** Start **

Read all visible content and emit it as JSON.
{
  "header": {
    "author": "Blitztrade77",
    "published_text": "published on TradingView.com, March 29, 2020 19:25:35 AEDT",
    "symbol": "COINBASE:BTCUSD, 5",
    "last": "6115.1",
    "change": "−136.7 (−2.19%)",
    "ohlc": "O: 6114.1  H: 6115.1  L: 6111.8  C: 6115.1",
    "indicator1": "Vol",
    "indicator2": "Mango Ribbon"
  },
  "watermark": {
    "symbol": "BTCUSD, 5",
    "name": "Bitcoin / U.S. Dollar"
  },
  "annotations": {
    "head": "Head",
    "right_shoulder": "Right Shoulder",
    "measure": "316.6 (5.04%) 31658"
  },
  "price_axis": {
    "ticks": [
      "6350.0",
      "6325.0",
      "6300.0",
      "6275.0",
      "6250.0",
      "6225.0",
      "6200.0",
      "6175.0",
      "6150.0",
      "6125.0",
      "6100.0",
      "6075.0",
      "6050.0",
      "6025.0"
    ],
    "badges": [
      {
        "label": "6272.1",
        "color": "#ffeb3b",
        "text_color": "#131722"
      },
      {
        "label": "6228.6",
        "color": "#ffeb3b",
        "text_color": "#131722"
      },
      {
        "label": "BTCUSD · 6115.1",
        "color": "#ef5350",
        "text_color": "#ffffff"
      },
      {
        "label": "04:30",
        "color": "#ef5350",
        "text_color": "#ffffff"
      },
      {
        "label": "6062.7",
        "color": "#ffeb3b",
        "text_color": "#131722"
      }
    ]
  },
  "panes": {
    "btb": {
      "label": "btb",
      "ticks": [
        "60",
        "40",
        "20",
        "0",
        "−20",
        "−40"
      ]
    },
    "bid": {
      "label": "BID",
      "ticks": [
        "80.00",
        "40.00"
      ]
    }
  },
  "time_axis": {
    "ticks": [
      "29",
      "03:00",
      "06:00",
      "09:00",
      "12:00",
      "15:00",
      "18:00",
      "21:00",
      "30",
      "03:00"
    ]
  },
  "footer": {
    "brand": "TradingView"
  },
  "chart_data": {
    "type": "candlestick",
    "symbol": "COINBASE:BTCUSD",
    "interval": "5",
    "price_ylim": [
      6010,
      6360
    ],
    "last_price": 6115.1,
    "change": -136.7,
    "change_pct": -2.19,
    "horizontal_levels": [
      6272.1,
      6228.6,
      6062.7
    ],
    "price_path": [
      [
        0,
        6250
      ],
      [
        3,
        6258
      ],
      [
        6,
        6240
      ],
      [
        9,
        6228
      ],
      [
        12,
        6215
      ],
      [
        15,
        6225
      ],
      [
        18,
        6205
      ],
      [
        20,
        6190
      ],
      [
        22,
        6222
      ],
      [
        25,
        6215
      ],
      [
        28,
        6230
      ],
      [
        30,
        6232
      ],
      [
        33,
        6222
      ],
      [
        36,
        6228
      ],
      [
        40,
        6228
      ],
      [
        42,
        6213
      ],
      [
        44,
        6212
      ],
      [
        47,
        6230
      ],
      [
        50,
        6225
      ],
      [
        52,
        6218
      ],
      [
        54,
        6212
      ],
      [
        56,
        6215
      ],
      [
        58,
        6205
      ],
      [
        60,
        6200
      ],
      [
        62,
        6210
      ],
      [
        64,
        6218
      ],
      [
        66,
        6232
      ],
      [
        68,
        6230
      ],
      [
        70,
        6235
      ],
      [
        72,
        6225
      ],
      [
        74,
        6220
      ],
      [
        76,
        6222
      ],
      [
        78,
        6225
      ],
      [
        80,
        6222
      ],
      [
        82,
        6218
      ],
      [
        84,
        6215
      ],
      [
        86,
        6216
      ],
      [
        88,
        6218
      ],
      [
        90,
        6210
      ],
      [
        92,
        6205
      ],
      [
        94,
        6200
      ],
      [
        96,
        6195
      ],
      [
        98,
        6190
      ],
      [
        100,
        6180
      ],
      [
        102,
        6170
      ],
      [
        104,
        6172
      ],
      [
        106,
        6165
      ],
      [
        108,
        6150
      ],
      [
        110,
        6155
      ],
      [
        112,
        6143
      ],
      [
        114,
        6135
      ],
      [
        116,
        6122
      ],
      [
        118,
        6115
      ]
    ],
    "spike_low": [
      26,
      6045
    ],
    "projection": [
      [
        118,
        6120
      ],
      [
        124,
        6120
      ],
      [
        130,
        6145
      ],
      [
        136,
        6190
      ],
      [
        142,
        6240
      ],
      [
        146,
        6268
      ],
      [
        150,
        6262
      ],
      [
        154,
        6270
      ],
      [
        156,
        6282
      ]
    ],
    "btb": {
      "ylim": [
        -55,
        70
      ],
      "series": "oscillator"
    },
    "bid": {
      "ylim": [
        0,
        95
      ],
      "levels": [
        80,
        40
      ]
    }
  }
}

** End **

Exercise task
Without leaving anything out, give the entries again exactly.

Result for this task
Read all visible content and emit it as JSON.
{
  "header": {
    "author": "Blitztrade77",
    "published_text": "published on TradingView.com, March 29, 2020 19:25:35 AEDT",
    "symbol": "COINBASE:BTCUSD, 5",
    "last": "6115.1",
    "change": "−136.7 (−2.19%)",
    "ohlc": "O: 6114.1  H: 6115.1  L: 6111.8  C: 6115.1",
    "indicator1": "Vol",
    "indicator2": "Mango Ribbon"
  },
  "watermark": {
    "symbol": "BTCUSD, 5",
    "name": "Bitcoin / U.S. Dollar"
  },
  "annotations": {
    "head": "Head",
    "right_shoulder": "Right Shoulder",
    "measure": "316.6 (5.04%) 31658"
  },
  "price_axis": {
    "ticks": [
      "6350.0",
      "6325.0",
      "6300.0",
      "6275.0",
      "6250.0",
      "6225.0",
      "6200.0",
      "6175.0",
      "6150.0",
      "6125.0",
      "6100.0",
      "6075.0",
      "6050.0",
      "6025.0"
    ],
    "badges": [
      {
        "label": "6272.1",
        "color": "#ffeb3b",
        "text_color": "#131722"
      },
      {
        "label": "6228.6",
        "color": "#ffeb3b",
        "text_color": "#131722"
      },
      {
        "label": "BTCUSD · 6115.1",
        "color": "#ef5350",
        "text_color": "#ffffff"
      },
      {
        "label": "04:30",
        "color": "#ef5350",
        "text_color": "#ffffff"
      },
      {
        "label": "6062.7",
        "color": "#ffeb3b",
        "text_color": "#131722"
      }
    ]
  },
  "panes": {
    "btb": {
      "label": "btb",
      "ticks": [
        "60",
        "40",
        "20",
        "0",
        "−20",
        "−40"
      ]
    },
    "bid": {
      "label": "BID",
      "ticks": [
        "80.00",
        "40.00"
      ]
    }
  },
  "time_axis": {
    "ticks": [
      "29",
      "03:00",
      "06:00",
      "09:00",
      "12:00",
      "15:00",
      "18:00",
      "21:00",
      "30",
      "03:00"
    ]
  },
  "footer": {
    "brand": "TradingView"
  },
  "chart_data": {
    "type": "candlestick",
    "symbol": "COINBASE:BTCUSD",
    "interval": "5",
    "price_ylim": [
      6010,
      6360
    ],
    "last_price": 6115.1,
    "change": -136.7,
    "change_pct": -2.19,
    "horizontal_levels": [
      6272.1,
      6228.6,
      6062.7
    ],
    "price_path": [
      [
        0,
        6250
      ],
      [
        3,
        6258
      ],
      [
        6,
        6240
      ],
      [
        9,
        6228
      ],
      [
        12,
        6215
      ],
      [
        15,
        6225
      ],
      [
        18,
        6205
      ],
      [
        20,
        6190
      ],
      [
        22,
        6222
      ],
      [
        25,
        6215
      ],
      [
        28,
        6230
      ],
      [
        30,
        6232
      ],
      [
        33,
        6222
      ],
      [
        36,
        6228
      ],
      [
        40,
        6228
      ],
      [
        42,
        6213
      ],
      [
        44,
        6212
      ],
      [
        47,
        6230
      ],
      [
        50,
        6225
      ],
      [
        52,
        6218
      ],
      [
        54,
        6212
      ],
      [
        56,
        6215
      ],
      [
        58,
        6205
      ],
      [
        60,
        6200
      ],
      [
        62,
        6210
      ],
      [
        64,
        6218
      ],
      [
        66,
        6232
      ],
      [
        68,
        6230
      ],
      [
        70,
        6235
      ],
      [
        72,
        6225
      ],
      [
        74,
        6220
      ],
      [
        76,
        6222
      ],
      [
        78,
        6225
      ],
      [
        80,
        6222
      ],
      [
        82,
        6218
      ],
      [
        84,
        6215
      ],
      [
        86,
        6216
      ],
      [
        88,
        6218
      ],
      [
        90,
        6210
      ],
      [
        92,
        6205
      ],
      [
        94,
        6200
      ],
      [
        96,
        6195
      ],
      [
        98,
        6190
      ],
      [
        100,
        6180
      ],
      [
        102,
        6170
      ],
      [
        104,
        6172
      ],
      [
        106,
        6165
      ],
      [
        108,
        6150
      ],
      [
        110,
        6155
      ],
      [
        112,
        6143
      ],
      [
        114,
        6135
      ],
      [
        116,
        6122
      ],
      [
        118,
        6115
      ]
    ],
    "spike_low": [
      26,
      6045
    ],
    "projection": [
      [
        118,
        6120
      ],
      [
        124,
        6120
      ],
      [
        130,
        6145
      ],
      [
        136,
        6190
      ],
      [
        142,
        6240
      ],
      [
        146,
        6268
      ],
      [
        150,
        6262
      ],
      [
        154,
        6270
      ],
      [
        156,
        6282
      ]
    ],
    "btb": {
      "ylim": [
        -55,
        70
      ],
      "series": "oscillator"
    },
    "bid": {
      "ylim": [
        0,
        95
      ],
      "levels": [
        80,
        40
      ]
    }
  }
}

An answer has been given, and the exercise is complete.